Given instruction -
Go through the data below. Pull out every line that has the word "Louis".

Stored records -
(begin)
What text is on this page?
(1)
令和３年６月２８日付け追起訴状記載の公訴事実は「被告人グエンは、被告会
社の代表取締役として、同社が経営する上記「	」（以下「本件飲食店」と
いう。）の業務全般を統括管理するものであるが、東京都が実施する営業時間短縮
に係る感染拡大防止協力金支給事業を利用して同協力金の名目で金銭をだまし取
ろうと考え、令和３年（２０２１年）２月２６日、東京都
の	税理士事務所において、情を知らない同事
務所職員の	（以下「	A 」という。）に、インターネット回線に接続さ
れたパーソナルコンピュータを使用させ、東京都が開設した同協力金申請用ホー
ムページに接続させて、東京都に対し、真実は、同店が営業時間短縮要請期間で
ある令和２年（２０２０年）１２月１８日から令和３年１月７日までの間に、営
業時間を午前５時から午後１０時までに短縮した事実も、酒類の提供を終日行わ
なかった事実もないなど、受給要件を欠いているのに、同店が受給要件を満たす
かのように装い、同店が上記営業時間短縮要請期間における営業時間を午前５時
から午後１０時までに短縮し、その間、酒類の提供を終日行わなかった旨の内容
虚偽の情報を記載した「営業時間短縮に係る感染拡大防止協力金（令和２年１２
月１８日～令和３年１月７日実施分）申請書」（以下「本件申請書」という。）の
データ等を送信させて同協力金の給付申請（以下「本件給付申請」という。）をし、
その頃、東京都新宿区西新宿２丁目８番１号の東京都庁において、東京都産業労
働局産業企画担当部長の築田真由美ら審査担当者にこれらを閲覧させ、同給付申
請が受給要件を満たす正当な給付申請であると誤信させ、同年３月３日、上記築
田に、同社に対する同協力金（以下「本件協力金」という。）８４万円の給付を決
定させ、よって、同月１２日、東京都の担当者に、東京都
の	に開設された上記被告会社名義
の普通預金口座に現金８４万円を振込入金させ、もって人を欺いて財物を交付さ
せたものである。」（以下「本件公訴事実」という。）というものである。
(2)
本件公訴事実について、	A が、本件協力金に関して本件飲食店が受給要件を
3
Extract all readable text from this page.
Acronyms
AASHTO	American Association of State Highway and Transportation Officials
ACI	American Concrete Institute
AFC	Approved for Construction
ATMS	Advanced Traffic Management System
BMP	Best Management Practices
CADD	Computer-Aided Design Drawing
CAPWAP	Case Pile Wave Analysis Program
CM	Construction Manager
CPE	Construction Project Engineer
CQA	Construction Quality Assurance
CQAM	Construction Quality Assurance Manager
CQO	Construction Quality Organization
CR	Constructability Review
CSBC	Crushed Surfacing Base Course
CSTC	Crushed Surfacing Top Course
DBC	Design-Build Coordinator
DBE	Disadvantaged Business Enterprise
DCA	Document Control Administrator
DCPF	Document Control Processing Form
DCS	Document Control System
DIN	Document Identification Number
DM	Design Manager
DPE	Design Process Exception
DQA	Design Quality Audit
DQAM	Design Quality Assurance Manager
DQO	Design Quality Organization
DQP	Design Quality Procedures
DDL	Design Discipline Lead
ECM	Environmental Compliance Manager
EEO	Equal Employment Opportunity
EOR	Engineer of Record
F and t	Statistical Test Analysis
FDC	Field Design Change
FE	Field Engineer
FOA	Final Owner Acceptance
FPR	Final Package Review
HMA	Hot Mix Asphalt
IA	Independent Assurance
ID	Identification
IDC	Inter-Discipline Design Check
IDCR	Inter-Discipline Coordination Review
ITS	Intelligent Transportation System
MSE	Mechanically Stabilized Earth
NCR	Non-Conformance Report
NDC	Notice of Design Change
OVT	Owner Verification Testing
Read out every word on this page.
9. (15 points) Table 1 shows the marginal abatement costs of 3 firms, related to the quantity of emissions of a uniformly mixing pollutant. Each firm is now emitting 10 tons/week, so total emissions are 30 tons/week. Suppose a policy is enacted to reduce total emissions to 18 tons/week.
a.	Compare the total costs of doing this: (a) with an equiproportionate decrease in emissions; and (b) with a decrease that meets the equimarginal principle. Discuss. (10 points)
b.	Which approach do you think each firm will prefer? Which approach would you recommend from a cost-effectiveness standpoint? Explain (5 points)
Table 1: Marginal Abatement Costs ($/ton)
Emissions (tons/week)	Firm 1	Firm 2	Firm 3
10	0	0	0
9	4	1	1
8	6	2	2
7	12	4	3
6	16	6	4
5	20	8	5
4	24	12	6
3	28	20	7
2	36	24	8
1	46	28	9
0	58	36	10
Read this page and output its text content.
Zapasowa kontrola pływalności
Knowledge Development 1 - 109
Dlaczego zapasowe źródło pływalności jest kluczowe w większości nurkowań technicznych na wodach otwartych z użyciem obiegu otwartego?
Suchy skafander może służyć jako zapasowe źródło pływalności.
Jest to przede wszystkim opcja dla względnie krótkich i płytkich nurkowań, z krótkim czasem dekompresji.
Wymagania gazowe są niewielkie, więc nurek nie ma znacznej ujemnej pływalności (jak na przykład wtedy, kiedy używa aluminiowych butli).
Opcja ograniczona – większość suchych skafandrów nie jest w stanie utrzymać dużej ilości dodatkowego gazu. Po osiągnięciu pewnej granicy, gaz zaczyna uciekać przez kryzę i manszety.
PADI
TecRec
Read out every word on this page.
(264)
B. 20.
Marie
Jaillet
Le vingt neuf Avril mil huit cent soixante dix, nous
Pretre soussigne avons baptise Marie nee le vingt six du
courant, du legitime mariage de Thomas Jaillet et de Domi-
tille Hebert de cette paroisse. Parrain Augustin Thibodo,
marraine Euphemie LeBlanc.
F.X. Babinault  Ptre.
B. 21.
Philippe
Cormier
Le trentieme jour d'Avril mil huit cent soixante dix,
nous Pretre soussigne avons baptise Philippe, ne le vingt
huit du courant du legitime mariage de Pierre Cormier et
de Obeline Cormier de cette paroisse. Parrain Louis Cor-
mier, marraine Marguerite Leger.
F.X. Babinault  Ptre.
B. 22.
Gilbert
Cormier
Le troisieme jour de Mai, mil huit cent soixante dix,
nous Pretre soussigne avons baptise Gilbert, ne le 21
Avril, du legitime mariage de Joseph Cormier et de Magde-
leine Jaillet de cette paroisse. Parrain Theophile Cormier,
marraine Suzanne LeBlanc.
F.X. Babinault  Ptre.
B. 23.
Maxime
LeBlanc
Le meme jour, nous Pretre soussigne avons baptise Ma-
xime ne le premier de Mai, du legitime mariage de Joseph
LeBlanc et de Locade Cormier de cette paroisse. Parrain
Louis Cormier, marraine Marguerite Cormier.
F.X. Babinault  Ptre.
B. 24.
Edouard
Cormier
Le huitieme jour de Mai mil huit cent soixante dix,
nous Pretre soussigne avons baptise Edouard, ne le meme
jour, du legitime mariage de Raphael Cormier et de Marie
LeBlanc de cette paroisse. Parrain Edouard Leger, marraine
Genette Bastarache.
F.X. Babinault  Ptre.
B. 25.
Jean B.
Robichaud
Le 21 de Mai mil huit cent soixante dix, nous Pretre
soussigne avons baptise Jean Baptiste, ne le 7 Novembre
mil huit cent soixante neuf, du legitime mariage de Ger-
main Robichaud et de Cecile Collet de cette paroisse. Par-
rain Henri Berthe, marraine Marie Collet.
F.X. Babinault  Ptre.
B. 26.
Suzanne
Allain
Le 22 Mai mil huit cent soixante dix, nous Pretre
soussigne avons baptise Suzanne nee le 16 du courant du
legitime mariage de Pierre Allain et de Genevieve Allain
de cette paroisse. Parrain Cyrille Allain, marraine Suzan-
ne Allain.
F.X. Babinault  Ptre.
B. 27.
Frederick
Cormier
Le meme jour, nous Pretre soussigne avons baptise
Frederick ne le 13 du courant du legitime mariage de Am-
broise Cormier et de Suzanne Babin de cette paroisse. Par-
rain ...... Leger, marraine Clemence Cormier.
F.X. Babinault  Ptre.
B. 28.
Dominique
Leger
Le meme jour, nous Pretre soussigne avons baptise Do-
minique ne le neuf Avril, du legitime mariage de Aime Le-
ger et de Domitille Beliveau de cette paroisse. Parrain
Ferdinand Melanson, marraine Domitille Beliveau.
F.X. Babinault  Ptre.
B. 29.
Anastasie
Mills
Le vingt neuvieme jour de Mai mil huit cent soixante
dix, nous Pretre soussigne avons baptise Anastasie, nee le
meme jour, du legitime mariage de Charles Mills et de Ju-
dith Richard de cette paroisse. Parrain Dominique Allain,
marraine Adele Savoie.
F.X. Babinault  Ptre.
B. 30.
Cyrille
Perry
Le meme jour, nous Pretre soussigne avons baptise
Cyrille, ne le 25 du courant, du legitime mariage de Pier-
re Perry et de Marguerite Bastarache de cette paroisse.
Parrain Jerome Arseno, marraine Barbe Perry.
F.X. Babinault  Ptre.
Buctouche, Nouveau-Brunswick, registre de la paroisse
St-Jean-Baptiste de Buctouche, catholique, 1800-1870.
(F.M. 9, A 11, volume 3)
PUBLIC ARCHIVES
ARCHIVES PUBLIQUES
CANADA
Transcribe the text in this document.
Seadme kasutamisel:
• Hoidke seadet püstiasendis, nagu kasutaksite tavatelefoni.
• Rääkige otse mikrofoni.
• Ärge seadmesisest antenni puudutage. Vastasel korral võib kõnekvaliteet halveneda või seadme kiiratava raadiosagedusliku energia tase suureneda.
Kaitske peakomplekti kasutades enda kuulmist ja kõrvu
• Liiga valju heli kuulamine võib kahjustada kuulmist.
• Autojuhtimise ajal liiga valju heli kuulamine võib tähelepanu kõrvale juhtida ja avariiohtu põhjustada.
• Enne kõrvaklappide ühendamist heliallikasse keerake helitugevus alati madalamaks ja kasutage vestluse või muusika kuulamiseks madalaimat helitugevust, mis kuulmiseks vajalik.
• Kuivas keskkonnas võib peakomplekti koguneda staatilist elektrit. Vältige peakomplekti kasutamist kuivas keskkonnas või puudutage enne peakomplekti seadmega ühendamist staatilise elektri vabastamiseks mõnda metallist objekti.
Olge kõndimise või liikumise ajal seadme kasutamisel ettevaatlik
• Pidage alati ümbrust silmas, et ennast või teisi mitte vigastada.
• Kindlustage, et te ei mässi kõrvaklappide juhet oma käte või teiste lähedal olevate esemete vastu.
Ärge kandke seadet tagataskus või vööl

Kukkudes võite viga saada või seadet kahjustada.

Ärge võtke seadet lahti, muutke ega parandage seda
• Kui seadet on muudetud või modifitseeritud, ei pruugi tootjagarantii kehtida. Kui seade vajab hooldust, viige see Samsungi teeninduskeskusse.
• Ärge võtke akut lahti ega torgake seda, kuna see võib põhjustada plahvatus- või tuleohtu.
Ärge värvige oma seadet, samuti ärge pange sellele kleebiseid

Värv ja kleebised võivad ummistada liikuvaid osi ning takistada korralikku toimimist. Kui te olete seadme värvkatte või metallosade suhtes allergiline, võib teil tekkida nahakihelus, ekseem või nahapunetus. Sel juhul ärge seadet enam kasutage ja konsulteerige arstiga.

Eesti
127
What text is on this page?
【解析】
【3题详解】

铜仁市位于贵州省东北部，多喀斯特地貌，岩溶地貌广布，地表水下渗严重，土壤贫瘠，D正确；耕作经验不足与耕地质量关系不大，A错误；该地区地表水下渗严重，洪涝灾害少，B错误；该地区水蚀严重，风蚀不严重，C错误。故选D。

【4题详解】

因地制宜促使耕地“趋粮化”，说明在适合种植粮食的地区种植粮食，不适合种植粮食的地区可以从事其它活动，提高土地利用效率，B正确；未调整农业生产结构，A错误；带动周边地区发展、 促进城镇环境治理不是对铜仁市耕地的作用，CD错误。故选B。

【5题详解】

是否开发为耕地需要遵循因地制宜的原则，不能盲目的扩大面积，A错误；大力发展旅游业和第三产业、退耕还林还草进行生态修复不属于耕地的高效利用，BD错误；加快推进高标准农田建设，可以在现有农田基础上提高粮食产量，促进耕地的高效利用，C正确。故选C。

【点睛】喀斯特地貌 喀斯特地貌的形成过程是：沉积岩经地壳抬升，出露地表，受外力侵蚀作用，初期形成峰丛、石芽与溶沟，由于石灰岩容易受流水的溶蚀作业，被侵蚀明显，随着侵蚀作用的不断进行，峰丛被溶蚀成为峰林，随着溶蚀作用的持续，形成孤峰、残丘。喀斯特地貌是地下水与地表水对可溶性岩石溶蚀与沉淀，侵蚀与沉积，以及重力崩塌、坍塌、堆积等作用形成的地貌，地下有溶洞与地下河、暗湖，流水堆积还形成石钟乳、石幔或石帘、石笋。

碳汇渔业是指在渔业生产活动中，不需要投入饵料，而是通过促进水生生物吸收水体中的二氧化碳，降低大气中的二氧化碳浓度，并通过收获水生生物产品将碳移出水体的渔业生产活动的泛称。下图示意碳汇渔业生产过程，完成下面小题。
(end)
Solution for this exercise -
de Obeline Cormier de cette paroisse. Parrain Louis Cor-
Louis Cormier, marraine Marguerite Cormier.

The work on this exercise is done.